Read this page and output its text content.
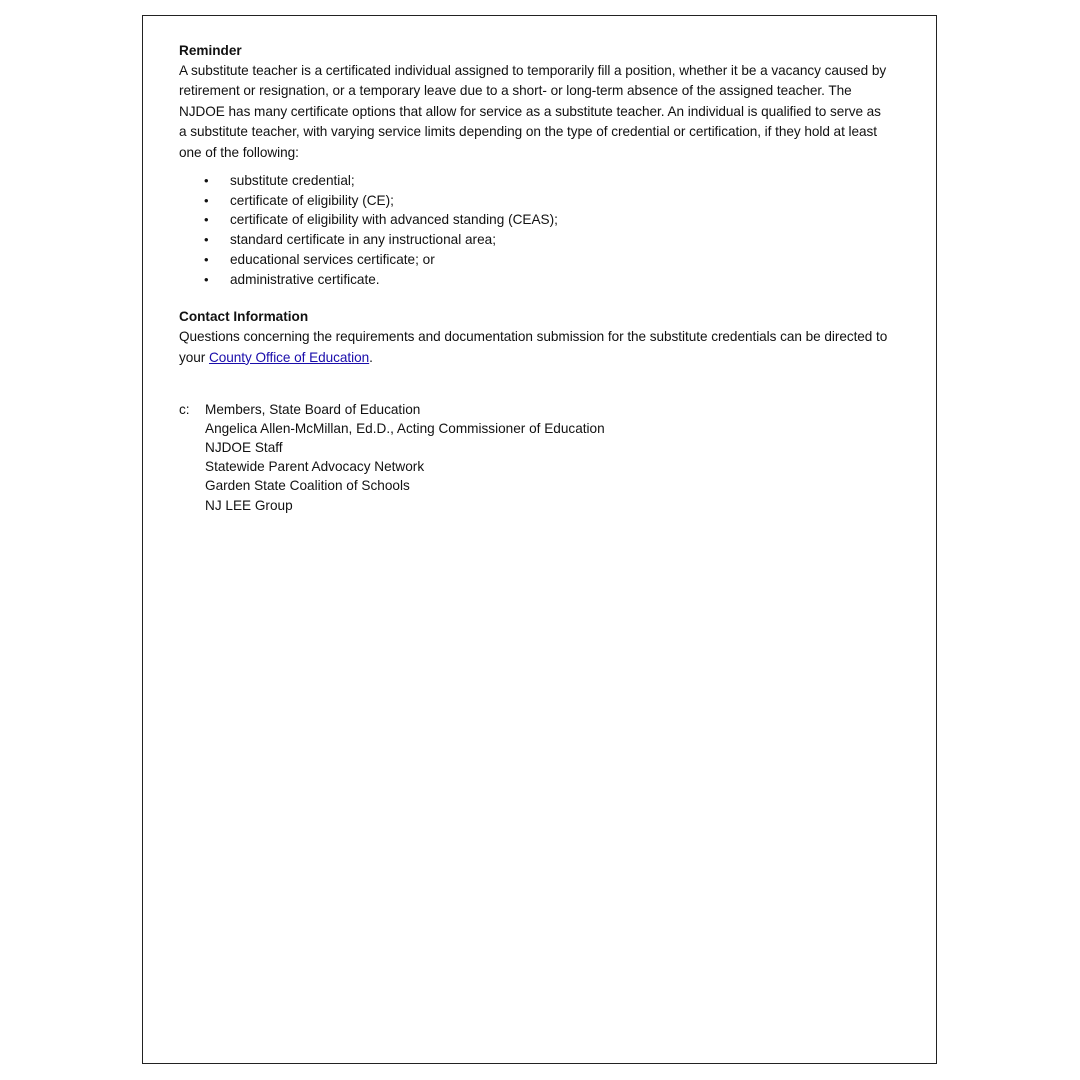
Reminder

A substitute teacher is a certificated individual assigned to temporarily fill a position, whether it be a vacancy caused by retirement or resignation, or a temporary leave due to a short- or long-term absence of the assigned teacher. The NJDOE has many certificate options that allow for service as a substitute teacher. An individual is qualified to serve as a substitute teacher, with varying service limits depending on the type of credential or certification, if they hold at least one of the following:

• substitute credential;
• certificate of eligibility (CE);
• certificate of eligibility with advanced standing (CEAS);
• standard certificate in any instructional area;
• educational services certificate; or
• administrative certificate.

Contact Information

Questions concerning the requirements and documentation submission for the substitute credentials can be directed to your County Office of Education.

c: Members, State Board of Education
Angelica Allen-McMillan, Ed.D., Acting Commissioner of Education
NJDOE Staff
Statewide Parent Advocacy Network
Garden State Coalition of Schools
NJ LEE Group
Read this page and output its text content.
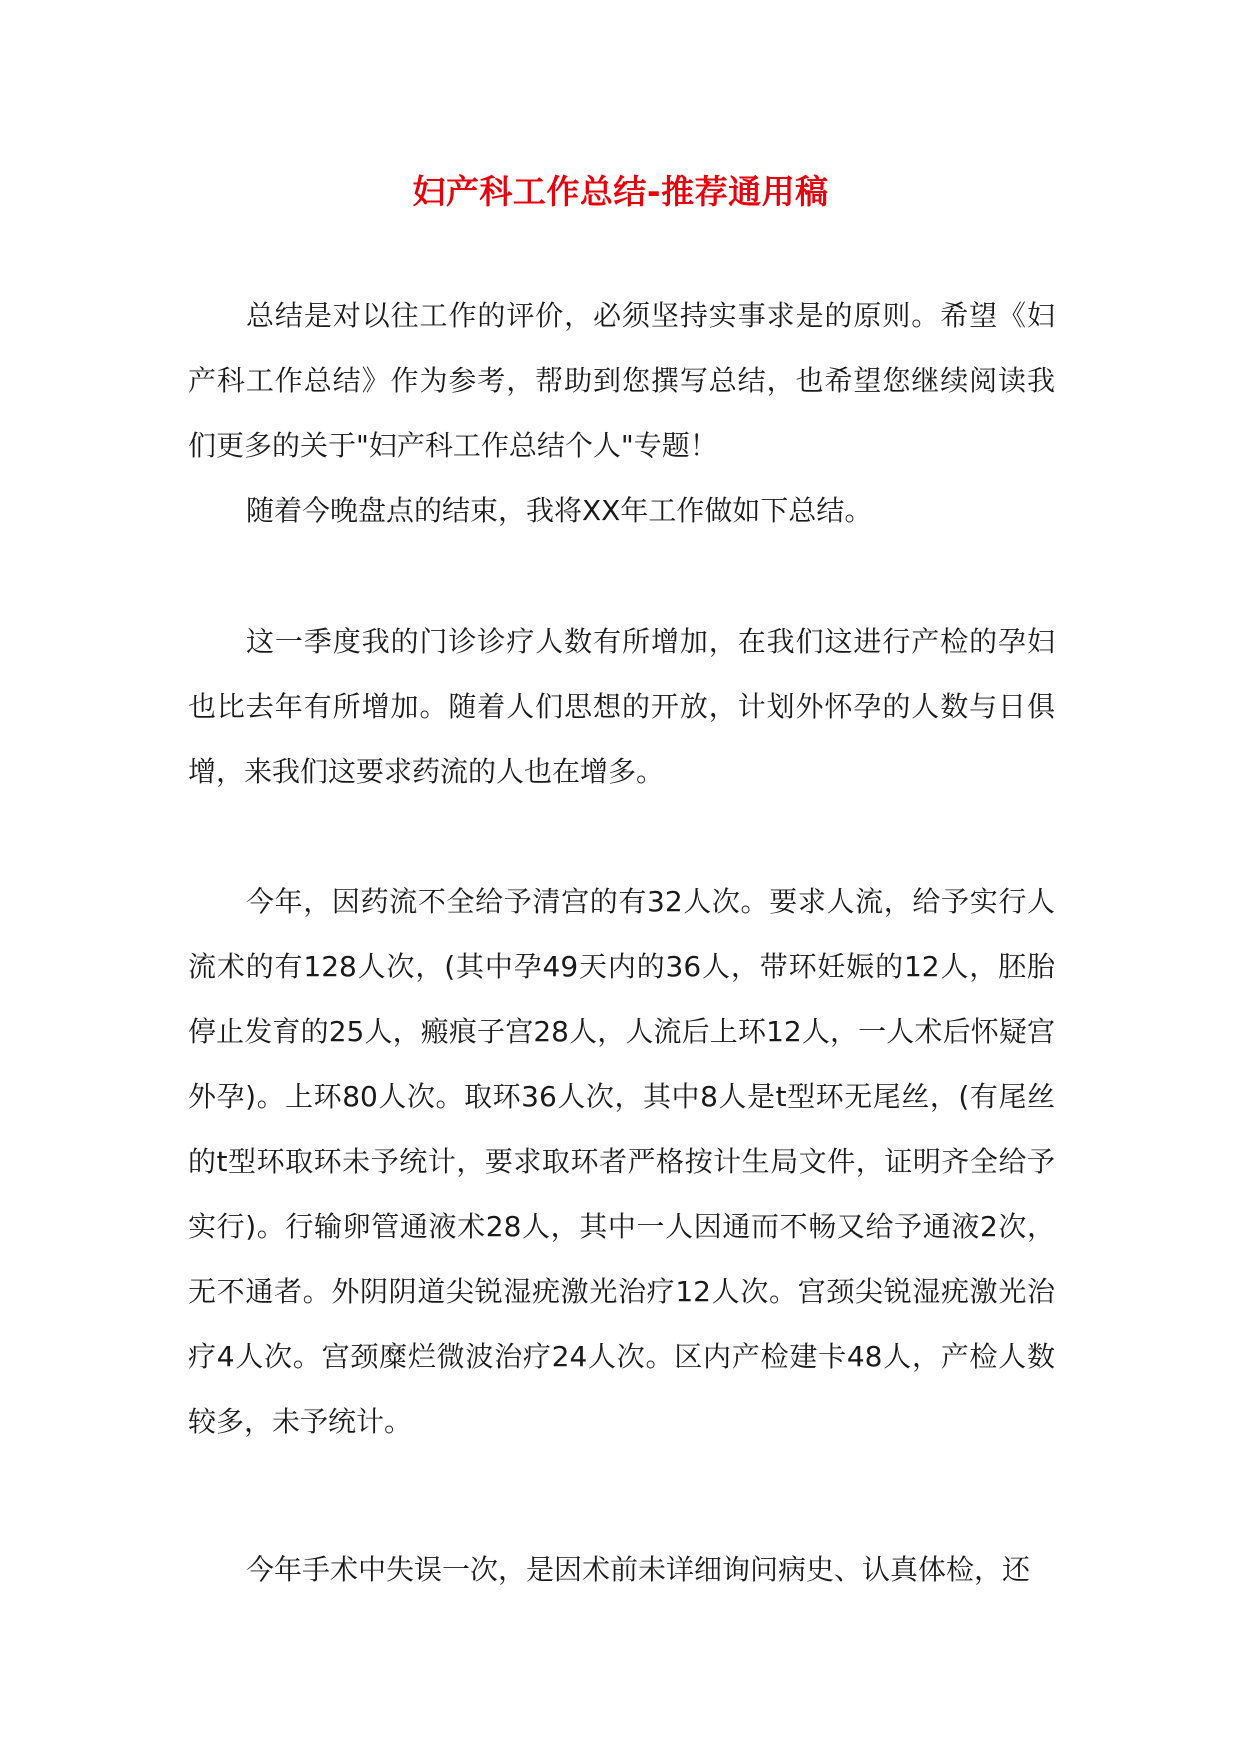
妇产科工作总结-推荐通用稿

总结是对以往工作的评价，必须坚持实事求是的原则。希望《妇产科工作总结》作为参考，帮助到您撰写总结，也希望您继续阅读我们更多的关于"妇产科工作总结个人"专题！

随着今晚盘点的结束，我将XX年工作做如下总结。

这一季度我的门诊诊疗人数有所增加，在我们这进行产检的孕妇也比去年有所增加。随着人们思想的开放，计划外怀孕的人数与日俱增，来我们这要求药流的人也在增多。

今年，因药流不全给予清宫的有32人次。要求人流，给予实行人流术的有128人次，(其中孕49天内的36人，带环妊娠的12人，胚胎停止发育的25人，瘢痕子宫28人，人流后上环12人，一人术后怀疑宫外孕)。上环80人次。取环36人次，其中8人是t型环无尾丝，(有尾丝的t型环取环未予统计，要求取环者严格按计生局文件，证明齐全给予实行)。行输卵管通液术28人，其中一人因通而不畅又给予通液2次，无不通者。外阴阴道尖锐湿疣激光治疗12人次。宫颈尖锐湿疣激光治疗4人次。宫颈糜烂微波治疗24人次。区内产检建卡48人，产检人数较多，未予统计。

今年手术中失误一次，是因术前未详细询问病史、认真体检，还
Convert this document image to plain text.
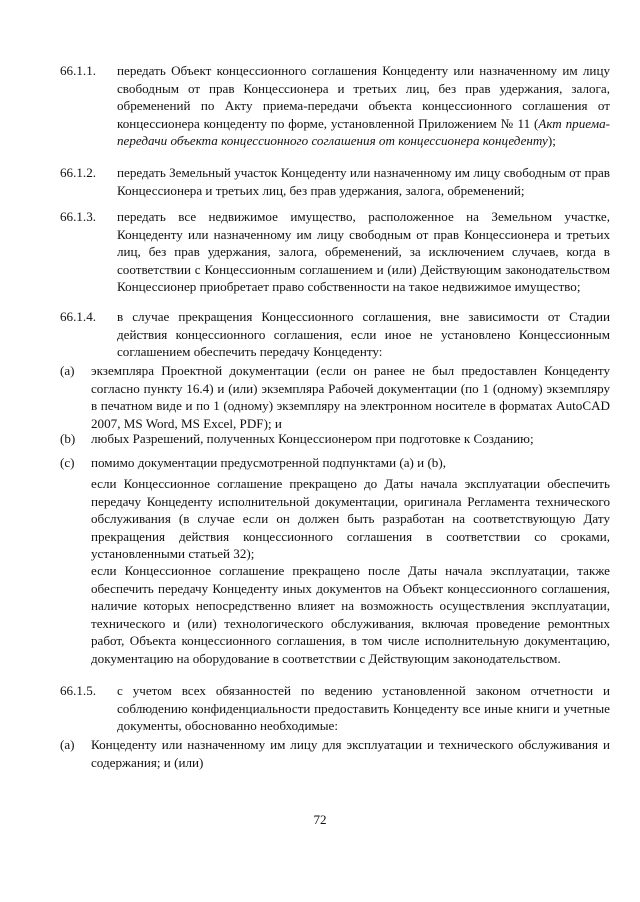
66.1.1. передать Объект концессионного соглашения Концеденту или назначенному им лицу свободным от прав Концессионера и третьих лиц, без прав удержания, залога, обременений по Акту приема-передачи объекта концессионного соглашения от концессионера концеденту по форме, установленной Приложением № 11 (Акт приема-передачи объекта концессионного соглашения от концессионера концеденту);
66.1.2. передать Земельный участок Концеденту или назначенному им лицу свободным от прав Концессионера и третьих лиц, без прав удержания, залога, обременений;
66.1.3. передать все недвижимое имущество, расположенное на Земельном участке, Концеденту или назначенному им лицу свободным от прав Концессионера и третьих лиц, без прав удержания, залога, обременений, за исключением случаев, когда в соответствии с Концессионным соглашением и (или) Действующим законодательством Концессионер приобретает право собственности на такое недвижимое имущество;
66.1.4. в случае прекращения Концессионного соглашения, вне зависимости от Стадии действия концессионного соглашения, если иное не установлено Концессионным соглашением обеспечить передачу Концеденту:
(a) экземпляра Проектной документации (если он ранее не был предоставлен Концеденту согласно пункту 16.4) и (или) экземпляра Рабочей документации (по 1 (одному) экземпляру в печатном виде и по 1 (одному) экземпляру на электронном носителе в форматах AutoCAD 2007, MS Word, MS Excel, PDF); и
(b) любых Разрешений, полученных Концессионером при подготовке к Созданию;
(c) помимо документации предусмотренной подпунктами (а) и (b),
если Концессионное соглашение прекращено до Даты начала эксплуатации обеспечить передачу Концеденту исполнительной документации, оригинала Регламента технического обслуживания (в случае если он должен быть разработан на соответствующую Дату прекращения действия концессионного соглашения в соответствии со сроками, установленными статьей 32);
если Концессионное соглашение прекращено после Даты начала эксплуатации, также обеспечить передачу Концеденту иных документов на Объект концессионного соглашения, наличие которых непосредственно влияет на возможность осуществления эксплуатации, технического и (или) технологического обслуживания, включая проведение ремонтных работ, Объекта концессионного соглашения, в том числе исполнительную документацию, документацию на оборудование в соответствии с Действующим законодательством.
66.1.5. с учетом всех обязанностей по ведению установленной законом отчетности и соблюдению конфиденциальности предоставить Концеденту все иные книги и учетные документы, обоснованно необходимые:
(a) Концеденту или назначенному им лицу для эксплуатации и технического обслуживания и содержания; и (или)
72
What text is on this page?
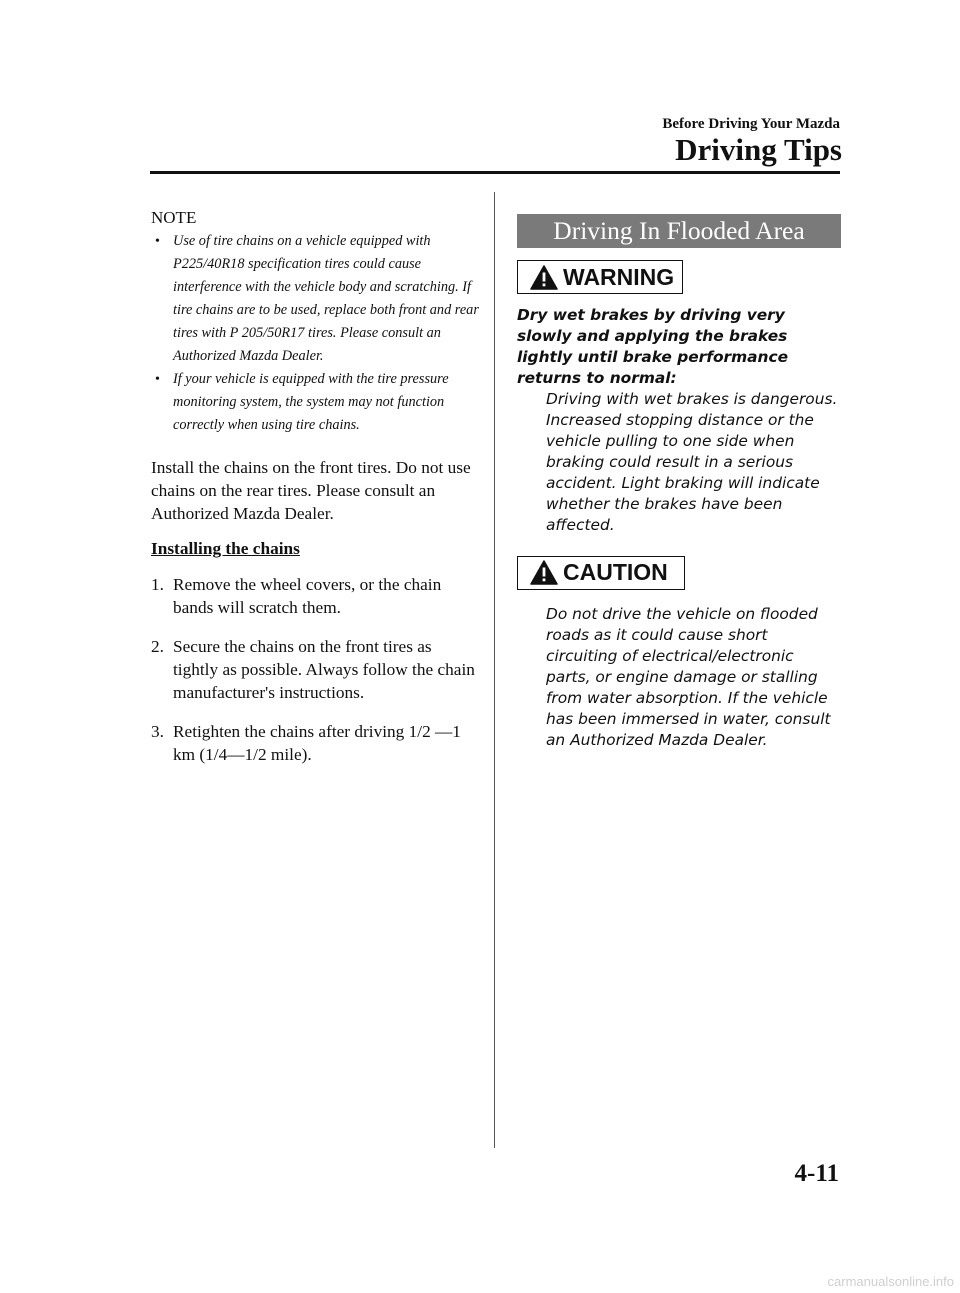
Before Driving Your Mazda
Driving Tips
NOTE
• Use of tire chains on a vehicle equipped with P225/40R18 specification tires could cause interference with the vehicle body and scratching. If tire chains are to be used, replace both front and rear tires with P 205/50R17 tires. Please consult an Authorized Mazda Dealer.
• If your vehicle is equipped with the tire pressure monitoring system, the system may not function correctly when using tire chains.

Install the chains on the front tires. Do not use chains on the rear tires. Please consult an Authorized Mazda Dealer.

Installing the chains
1. Remove the wheel covers, or the chain bands will scratch them.
2. Secure the chains on the front tires as tightly as possible. Always follow the chain manufacturer's instructions.
3. Retighten the chains after driving 1/2 ―1 km (1/4―1/2 mile).
Driving In Flooded Area
WARNING

Dry wet brakes by driving very slowly and applying the brakes lightly until brake performance returns to normal:

Driving with wet brakes is dangerous. Increased stopping distance or the vehicle pulling to one side when braking could result in a serious accident. Light braking will indicate whether the brakes have been affected.

CAUTION

Do not drive the vehicle on flooded roads as it could cause short circuiting of electrical/electronic parts, or engine damage or stalling from water absorption. If the vehicle has been immersed in water, consult an Authorized Mazda Dealer.

4-11
carmanualsonline.info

* _Exercise aim_:
Restate each entry word for word, please, but drop any images it holds.

* _Correct answer_:
Read this page and output its text content.
Reminder

A substitute teacher is a certificated individual assigned to temporarily fill a position, whether it be a vacancy caused by retirement or resignation, or a temporary leave due to a short- or long-term absence of the assigned teacher. The NJDOE has many certificate options that allow for service as a substitute teacher. An individual is qualified to serve as a substitute teacher, with varying service limits depending on the type of credential or certification, if they hold at least one of the following:

• substitute credential;
• certificate of eligibility (CE);
• certificate of eligibility with advanced standing (CEAS);
• standard certificate in any instructional area;
• educational services certificate; or
• administrative certificate.

Contact Information

Questions concerning the requirements and documentation submission for the substitute credentials can be directed to your County Office of Education.

c: Members, State Board of Education
Angelica Allen-McMillan, Ed.D., Acting Commissioner of Education
NJDOE Staff
Statewide Parent Advocacy Network
Garden State Coalition of Schools
NJ LEE Group
Read this page and output its text content.
妇产科工作总结-推荐通用稿

总结是对以往工作的评价，必须坚持实事求是的原则。希望《妇产科工作总结》作为参考，帮助到您撰写总结，也希望您继续阅读我们更多的关于"妇产科工作总结个人"专题！

随着今晚盘点的结束，我将XX年工作做如下总结。

这一季度我的门诊诊疗人数有所增加，在我们这进行产检的孕妇也比去年有所增加。随着人们思想的开放，计划外怀孕的人数与日俱增，来我们这要求药流的人也在增多。

今年，因药流不全给予清宫的有32人次。要求人流，给予实行人流术的有128人次，(其中孕49天内的36人，带环妊娠的12人，胚胎停止发育的25人，瘢痕子宫28人，人流后上环12人，一人术后怀疑宫外孕)。上环80人次。取环36人次，其中8人是t型环无尾丝，(有尾丝的t型环取环未予统计，要求取环者严格按计生局文件，证明齐全给予实行)。行输卵管通液术28人，其中一人因通而不畅又给予通液2次，无不通者。外阴阴道尖锐湿疣激光治疗12人次。宫颈尖锐湿疣激光治疗4人次。宫颈糜烂微波治疗24人次。区内产检建卡48人，产检人数较多，未予统计。

今年手术中失误一次，是因术前未详细询问病史、认真体检，还
Convert this document image to plain text.
66.1.1. передать Объект концессионного соглашения Концеденту или назначенному им лицу свободным от прав Концессионера и третьих лиц, без прав удержания, залога, обременений по Акту приема-передачи объекта концессионного соглашения от концессионера концеденту по форме, установленной Приложением № 11 (Акт приема-передачи объекта концессионного соглашения от концессионера концеденту);
66.1.2. передать Земельный участок Концеденту или назначенному им лицу свободным от прав Концессионера и третьих лиц, без прав удержания, залога, обременений;
66.1.3. передать все недвижимое имущество, расположенное на Земельном участке, Концеденту или назначенному им лицу свободным от прав Концессионера и третьих лиц, без прав удержания, залога, обременений, за исключением случаев, когда в соответствии с Концессионным соглашением и (или) Действующим законодательством Концессионер приобретает право собственности на такое недвижимое имущество;
66.1.4. в случае прекращения Концессионного соглашения, вне зависимости от Стадии действия концессионного соглашения, если иное не установлено Концессионным соглашением обеспечить передачу Концеденту:
(a) экземпляра Проектной документации (если он ранее не был предоставлен Концеденту согласно пункту 16.4) и (или) экземпляра Рабочей документации (по 1 (одному) экземпляру в печатном виде и по 1 (одному) экземпляру на электронном носителе в форматах AutoCAD 2007, MS Word, MS Excel, PDF); и
(b) любых Разрешений, полученных Концессионером при подготовке к Созданию;
(c) помимо документации предусмотренной подпунктами (а) и (b),
если Концессионное соглашение прекращено до Даты начала эксплуатации обеспечить передачу Концеденту исполнительной документации, оригинала Регламента технического обслуживания (в случае если он должен быть разработан на соответствующую Дату прекращения действия концессионного соглашения в соответствии со сроками, установленными статьей 32);
если Концессионное соглашение прекращено после Даты начала эксплуатации, также обеспечить передачу Концеденту иных документов на Объект концессионного соглашения, наличие которых непосредственно влияет на возможность осуществления эксплуатации, технического и (или) технологического обслуживания, включая проведение ремонтных работ, Объекта концессионного соглашения, в том числе исполнительную документацию, документацию на оборудование в соответствии с Действующим законодательством.
66.1.5. с учетом всех обязанностей по ведению установленной законом отчетности и соблюдению конфиденциальности предоставить Концеденту все иные книги и учетные документы, обоснованно необходимые:
(a) Концеденту или назначенному им лицу для эксплуатации и технического обслуживания и содержания; и (или)
72
What text is on this page?
Before Driving Your Mazda
Driving Tips
NOTE
• Use of tire chains on a vehicle equipped with P225/40R18 specification tires could cause interference with the vehicle body and scratching. If tire chains are to be used, replace both front and rear tires with P 205/50R17 tires. Please consult an Authorized Mazda Dealer.
• If your vehicle is equipped with the tire pressure monitoring system, the system may not function correctly when using tire chains.

Install the chains on the front tires. Do not use chains on the rear tires. Please consult an Authorized Mazda Dealer.

Installing the chains
1. Remove the wheel covers, or the chain bands will scratch them.
2. Secure the chains on the front tires as tightly as possible. Always follow the chain manufacturer's instructions.
3. Retighten the chains after driving 1/2 ―1 km (1/4―1/2 mile).
Driving In Flooded Area
WARNING

Dry wet brakes by driving very slowly and applying the brakes lightly until brake performance returns to normal:

Driving with wet brakes is dangerous. Increased stopping distance or the vehicle pulling to one side when braking could result in a serious accident. Light braking will indicate whether the brakes have been affected.

CAUTION

Do not drive the vehicle on flooded roads as it could cause short circuiting of electrical/electronic parts, or engine damage or stalling from water absorption. If the vehicle has been immersed in water, consult an Authorized Mazda Dealer.

4-11
carmanualsonline.info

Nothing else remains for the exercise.